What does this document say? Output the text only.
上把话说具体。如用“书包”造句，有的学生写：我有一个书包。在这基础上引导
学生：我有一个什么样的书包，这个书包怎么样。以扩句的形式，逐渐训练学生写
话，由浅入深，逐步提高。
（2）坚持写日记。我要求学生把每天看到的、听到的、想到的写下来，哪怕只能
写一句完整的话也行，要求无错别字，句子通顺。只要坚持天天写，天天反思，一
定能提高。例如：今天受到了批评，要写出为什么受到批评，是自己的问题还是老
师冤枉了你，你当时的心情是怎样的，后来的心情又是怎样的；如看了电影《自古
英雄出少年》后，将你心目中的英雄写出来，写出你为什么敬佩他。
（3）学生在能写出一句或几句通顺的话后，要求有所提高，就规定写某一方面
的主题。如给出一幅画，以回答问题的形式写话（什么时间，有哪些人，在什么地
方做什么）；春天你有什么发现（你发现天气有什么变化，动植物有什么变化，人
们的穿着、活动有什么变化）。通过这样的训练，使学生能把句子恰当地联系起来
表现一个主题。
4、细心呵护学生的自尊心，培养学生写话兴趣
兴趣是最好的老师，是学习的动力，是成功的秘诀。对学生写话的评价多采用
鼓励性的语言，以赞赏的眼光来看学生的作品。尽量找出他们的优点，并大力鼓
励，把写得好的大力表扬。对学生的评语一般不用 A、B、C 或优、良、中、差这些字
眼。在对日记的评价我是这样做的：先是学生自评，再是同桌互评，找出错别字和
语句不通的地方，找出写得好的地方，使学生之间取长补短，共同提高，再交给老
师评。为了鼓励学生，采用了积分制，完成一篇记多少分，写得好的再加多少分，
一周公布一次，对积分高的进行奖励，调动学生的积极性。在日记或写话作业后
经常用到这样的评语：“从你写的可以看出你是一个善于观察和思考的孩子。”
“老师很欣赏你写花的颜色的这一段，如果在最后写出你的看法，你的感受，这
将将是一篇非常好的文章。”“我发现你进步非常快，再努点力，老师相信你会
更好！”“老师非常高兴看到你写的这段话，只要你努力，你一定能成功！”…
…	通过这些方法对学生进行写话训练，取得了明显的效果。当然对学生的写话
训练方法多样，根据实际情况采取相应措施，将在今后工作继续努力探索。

• • • • •

■ **Request**:
Would you write down every record again, exactly?

■ **Written solution**:
What does this document say? Output the text only.
上把话说具体。如用“书包”造句，有的学生写：我有一个书包。在这基础上引导
学生：我有一个什么样的书包，这个书包怎么样。以扩句的形式，逐渐训练学生写
话，由浅入深，逐步提高。
（2）坚持写日记。我要求学生把每天看到的、听到的、想到的写下来，哪怕只能
写一句完整的话也行，要求无错别字，句子通顺。只要坚持天天写，天天反思，一
定能提高。例如：今天受到了批评，要写出为什么受到批评，是自己的问题还是老
师冤枉了你，你当时的心情是怎样的，后来的心情又是怎样的；如看了电影《自古
英雄出少年》后，将你心目中的英雄写出来，写出你为什么敬佩他。
（3）学生在能写出一句或几句通顺的话后，要求有所提高，就规定写某一方面
的主题。如给出一幅画，以回答问题的形式写话（什么时间，有哪些人，在什么地
方做什么）；春天你有什么发现（你发现天气有什么变化，动植物有什么变化，人
们的穿着、活动有什么变化）。通过这样的训练，使学生能把句子恰当地联系起来
表现一个主题。
4、细心呵护学生的自尊心，培养学生写话兴趣
兴趣是最好的老师，是学习的动力，是成功的秘诀。对学生写话的评价多采用
鼓励性的语言，以赞赏的眼光来看学生的作品。尽量找出他们的优点，并大力鼓
励，把写得好的大力表扬。对学生的评语一般不用 A、B、C 或优、良、中、差这些字
眼。在对日记的评价我是这样做的：先是学生自评，再是同桌互评，找出错别字和
语句不通的地方，找出写得好的地方，使学生之间取长补短，共同提高，再交给老
师评。为了鼓励学生，采用了积分制，完成一篇记多少分，写得好的再加多少分，
一周公布一次，对积分高的进行奖励，调动学生的积极性。在日记或写话作业后
经常用到这样的评语：“从你写的可以看出你是一个善于观察和思考的孩子。”
“老师很欣赏你写花的颜色的这一段，如果在最后写出你的看法，你的感受，这
将将是一篇非常好的文章。”“我发现你进步非常快，再努点力，老师相信你会
更好！”“老师非常高兴看到你写的这段话，只要你努力，你一定能成功！”…
…	通过这些方法对学生进行写话训练，取得了明显的效果。当然对学生的写话
训练方法多样，根据实际情况采取相应措施，将在今后工作继续努力探索。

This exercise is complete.